**Objective 1:** In the entries, edit the lines from the one with "no-bal-prob-checkbox[interactable] [487,183,504,200]" up to and including the one with "no-lost-con-checkbox[interactable] [389,160,405,177]", replacing "checkbox" with "tickbox" and leaving everything else unchanged.

**Extract provided:**

# INTJ/INFJ who loves INFPs (or a certain INFP anyways...)



## priestess

Hi Everyone - I am happy to have found you. :happy: I've been dabbling in personality typing for a while, both Myers Briggs and the Enneagram. I have found that both systems have helped me quite a bit in relationships. I've learned a lot by talking to others in forums like this one. 

You'll probably see me hanging around the* INFP* board. I find that personality type mysterious and fascinating. You might also find me hanging on* INTJ* - but I find I don't generally relate to other INTJs in an INTJ personality forum. Who knows? Maybe this will be a different experience.

Oh yeah, I read tarot cards (hence my screen name) which I'm somewhat embarrassed to admit.


----------



## Mr. CafeBot

*Welcome to PersonalityCafe!*

*You are hearing a robotic sounding voice coming towards you*



Greetings priestess and welcome to PersonalityCafe!! My name is Mr. CafeBot. I am here to personally greet you and thank you for joining our humble little forum. No matter your type, you will surely experience a wonderful time with the members of this forum. We cater to all personality types so you will never feel alone or weird. Truth is this forum is full of weirdos!! Pleazeee hel.... *Ahem*I mean we have the nicest people you will ever meet.

**Objective 2:** According to the forum thread, what explains the screen name priestess?

Element-and-box listings
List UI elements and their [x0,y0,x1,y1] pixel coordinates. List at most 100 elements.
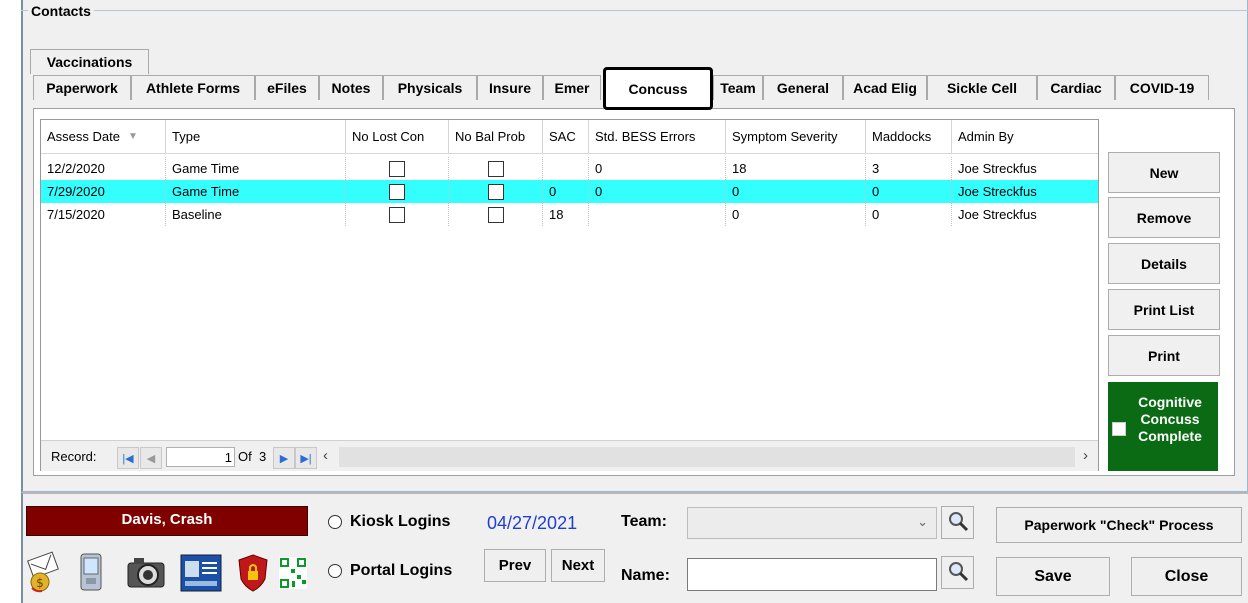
no-bal-prob-checkbox[interactable] [487,183,504,200]
svg-text:$: $ [36,576,44,590]
cell-assess-date: 7/15/2020 [41,203,166,226]
column-header-sac[interactable]: SAC [543,120,589,154]
tab-emer[interactable]: Emer [543,75,601,100]
cognitive-concuss-checkbox[interactable] [1112,422,1126,436]
cell-bess: 0 [589,180,726,203]
cell-no-lost-con [346,203,449,226]
tab-cardiac[interactable]: Cardiac [1037,75,1115,100]
no-lost-con-checkbox[interactable] [389,160,405,177]
handheld-device-icon[interactable] [72,549,110,595]
next-button[interactable]: Next [551,549,605,582]
tab-general[interactable]: General [763,75,843,100]
kiosk-logins-radio[interactable] [328,515,342,529]
cell-admin-by: Joe Streckfus [958,184,1037,199]
cell-severity: 0 [726,203,866,226]
column-header-type[interactable]: Type [166,120,346,154]
tab-covid-19[interactable]: COVID-19 [1115,75,1209,100]
remove-button[interactable]: Remove [1108,197,1220,238]
tab-sickle-cell[interactable]: Sickle Cell [927,75,1037,100]
tab-concuss[interactable]: Concuss [603,67,713,110]
magnifier-icon [947,560,969,586]
table-row[interactable]: 12/2/2020 Game Time 0 18 3 Joe Streckfus [41,157,1098,180]
no-lost-con-checkbox[interactable] [389,206,405,223]
kiosk-logins-label[interactable]: Kiosk Logins [350,513,450,531]
prev-button[interactable]: Prev [484,549,546,582]
name-search-button[interactable] [941,556,974,589]
tab-physicals[interactable]: Physicals [383,75,477,100]
column-header-symptom-severity[interactable]: Symptom Severity [726,120,866,154]
no-bal-prob-checkbox[interactable] [487,206,504,223]
id-card-icon[interactable] [178,550,224,596]
new-button[interactable]: New [1108,152,1220,193]
next-record-button[interactable]: ▶ [273,447,295,469]
cognitive-line-1: Cognitive [1138,394,1202,410]
table-row[interactable]: 7/15/2020 Baseline 18 0 0 Joe Streckfus [41,203,1098,226]
close-button[interactable]: Close [1131,557,1242,596]
chevron-down-icon: ⌄ [917,514,928,529]
save-button[interactable]: Save [996,557,1110,596]
column-header-admin-by[interactable]: Admin By [952,120,1098,154]
cell-sac: 18 [543,203,589,226]
no-bal-prob-checkbox[interactable] [487,160,504,177]
sort-arrow-icon: ▼ [127,131,138,142]
cell-type: Game Time [166,180,346,203]
record-count: Of 3 [238,449,267,464]
shield-lock-icon[interactable] [236,550,270,596]
previous-record-button[interactable]: ◀ [140,447,162,469]
cell-assess-date: 12/2/2020 [41,157,166,180]
no-lost-con-checkbox[interactable] [389,183,405,200]
envelope-icon[interactable]: $ [26,549,62,595]
cell-no-lost-con [346,180,449,203]
cell-no-lost-con [346,157,449,180]
cognitive-line-2: Concuss [1140,411,1200,427]
portal-logins-radio[interactable] [328,564,342,578]
table-row-selected[interactable]: 7/29/2020 Game Time 0 0 0 0 Joe Streckfu… [41,180,1098,203]
record-navigation: Record: |◀ ◀ 1 Of 3 ▶ ▶| ‹ › [41,440,1098,471]
current-date: 04/27/2021 [487,513,578,533]
paperwork-check-process-button[interactable]: Paperwork "Check" Process [996,507,1242,543]
cell-admin-by: Joe Streckfus [958,207,1037,222]
cell-no-bal-prob [449,203,543,226]
cell-sac: 0 [543,180,589,203]
group-title: Contacts [28,3,94,19]
scroll-right-icon[interactable]: › [1083,447,1088,464]
tab-acad-elig[interactable]: Acad Elig [843,75,927,100]
tab-notes[interactable]: Notes [319,75,383,100]
tab-paperwork[interactable]: Paperwork [33,75,131,100]
cell-admin-by: Joe Streckfus [958,161,1037,176]
tab-athlete-forms[interactable]: Athlete Forms [131,75,255,100]
column-header-assess-date[interactable]: Assess Date ▼ [41,120,166,154]
cognitive-concuss-complete[interactable]: Cognitive Concuss Complete [1108,382,1218,471]
tab-vaccinations[interactable]: Vaccinations [30,49,149,74]
athlete-name-banner: Davis, Crash [26,506,308,536]
horizontal-scrollbar[interactable] [339,447,1075,467]
column-header-std-bess-errors[interactable]: Std. BESS Errors [589,120,726,154]
cell-severity: 0 [726,180,866,203]
print-list-button[interactable]: Print List [1108,289,1220,330]
camera-icon[interactable] [124,552,168,594]
scroll-left-icon[interactable]: ‹ [323,447,328,464]
cell-maddocks: 0 [866,203,952,226]
cell-no-bal-prob [449,157,543,180]
assessment-grid[interactable]: Assess Date ▼ Type No Lost Con No Bal Pr… [40,119,1099,471]
cell-bess: 0 [589,157,726,180]
portal-logins-label[interactable]: Portal Logins [350,562,452,580]
column-header-maddocks[interactable]: Maddocks [866,120,952,154]
cell-sac [543,157,589,180]
name-input[interactable] [687,558,937,591]
first-record-button[interactable]: |◀ [117,447,139,469]
cognitive-line-3: Complete [1138,428,1202,444]
tab-insure[interactable]: Insure [477,75,543,100]
tab-efiles[interactable]: eFiles [255,75,319,100]
column-header-no-bal-prob[interactable]: No Bal Prob [449,120,543,154]
qr-code-icon[interactable] [276,552,310,594]
tab-team[interactable]: Team [713,75,763,100]
column-header-no-lost-con[interactable]: No Lost Con [346,120,449,154]
team-select[interactable]: ⌄ [687,507,937,539]
team-search-button[interactable] [941,506,974,539]
details-button[interactable]: Details [1108,243,1220,284]
record-number-input[interactable]: 1 [166,447,235,467]
last-record-button[interactable]: ▶| [295,447,317,469]
cell-type: Game Time [166,157,346,180]
print-button[interactable]: Print [1108,335,1220,376]
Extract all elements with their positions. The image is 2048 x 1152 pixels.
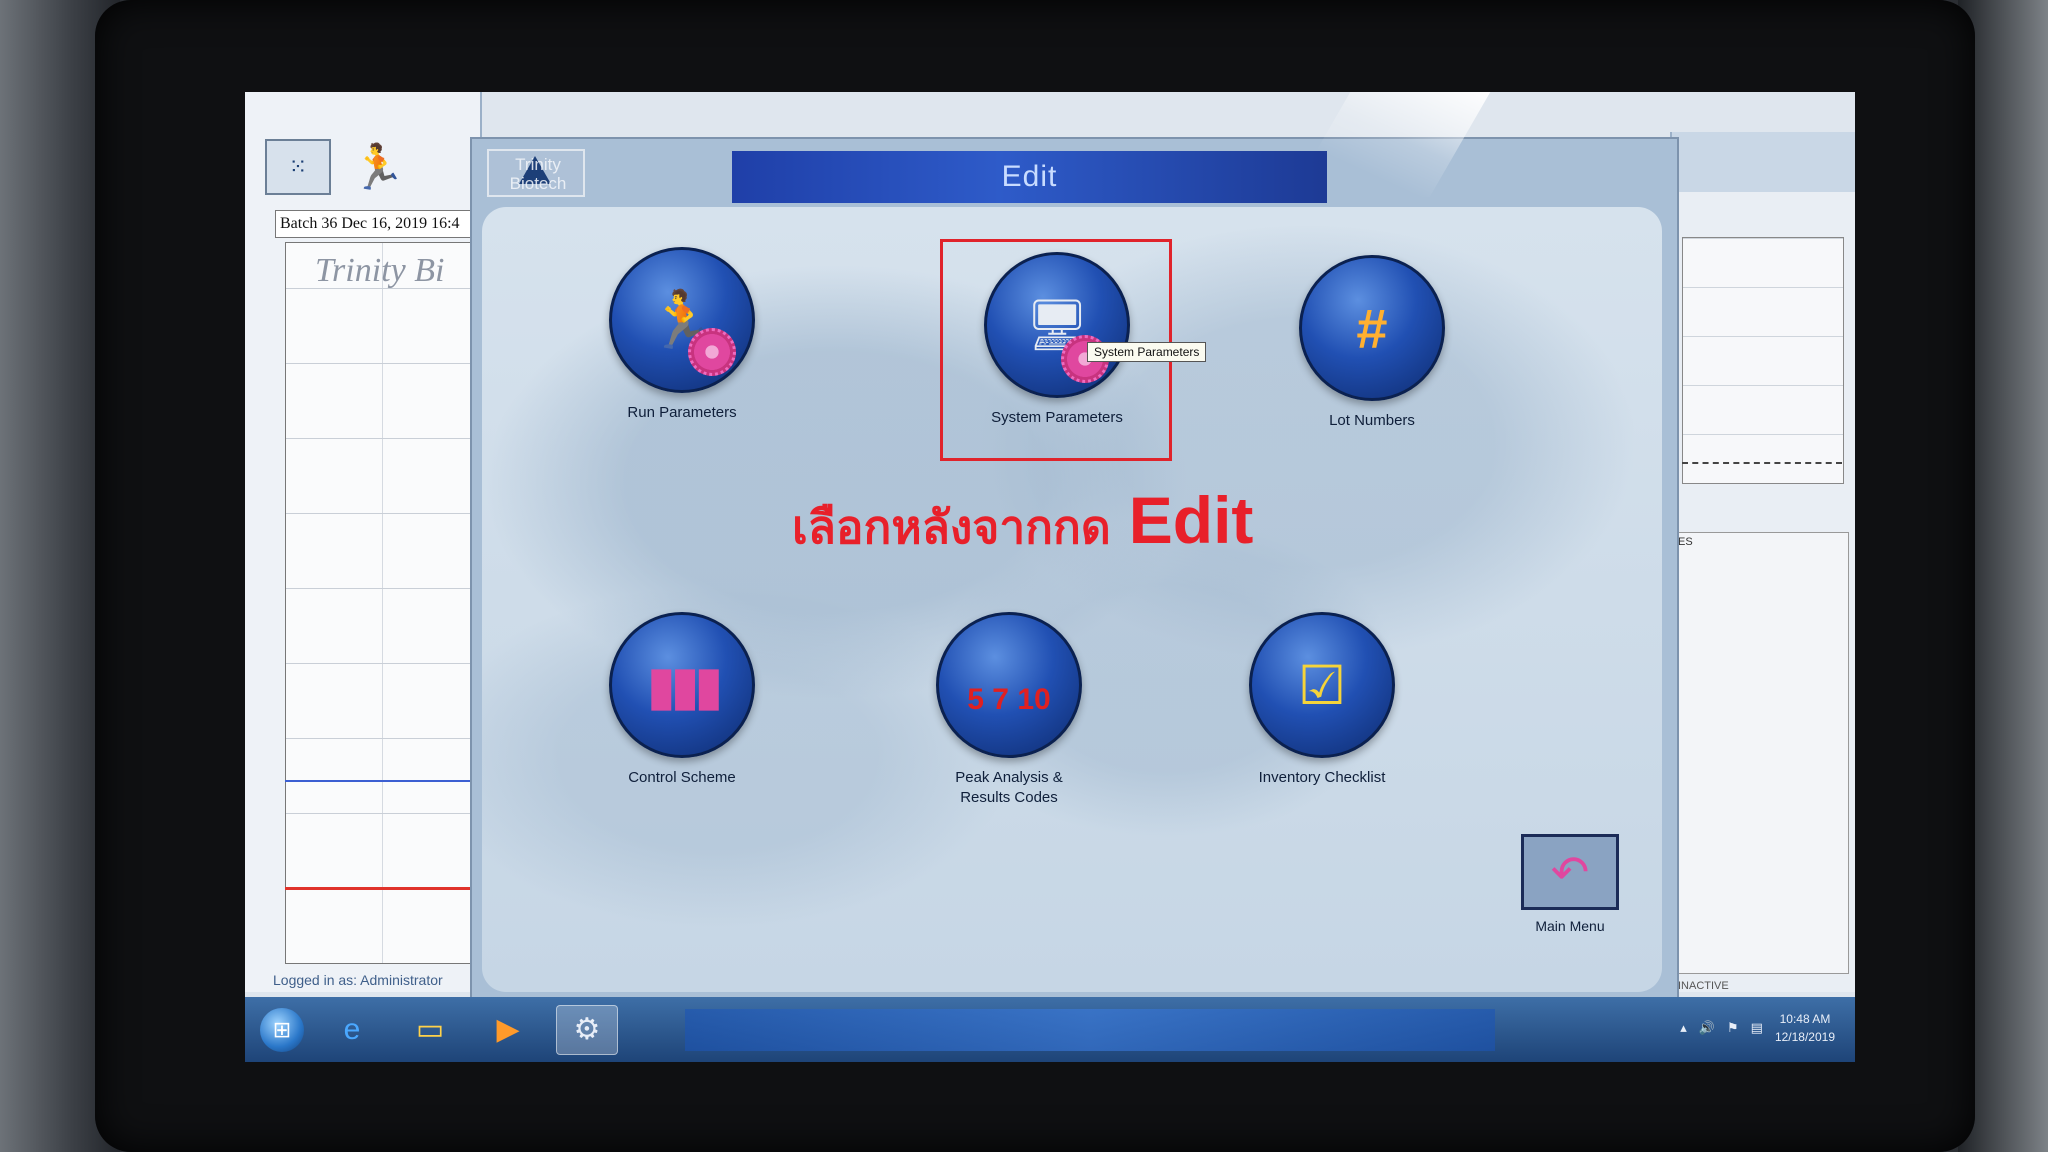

**Final answer 1:**
no-bal-prob-tickbox[interactable] [487,183,504,200]
svg-text:$: $ [36,576,44,590]
cell-assess-date: 7/15/2020 [41,203,166,226]
column-header-sac[interactable]: SAC [543,120,589,154]
tab-emer[interactable]: Emer [543,75,601,100]
cognitive-concuss-tickbox[interactable] [1112,422,1126,436]
cell-bess: 0 [589,180,726,203]
cell-no-lost-con [346,203,449,226]
tab-cardiac[interactable]: Cardiac [1037,75,1115,100]
no-lost-con-tickbox[interactable] [389,160,405,177]

**Final answer 2:** The poster reads tarot cards.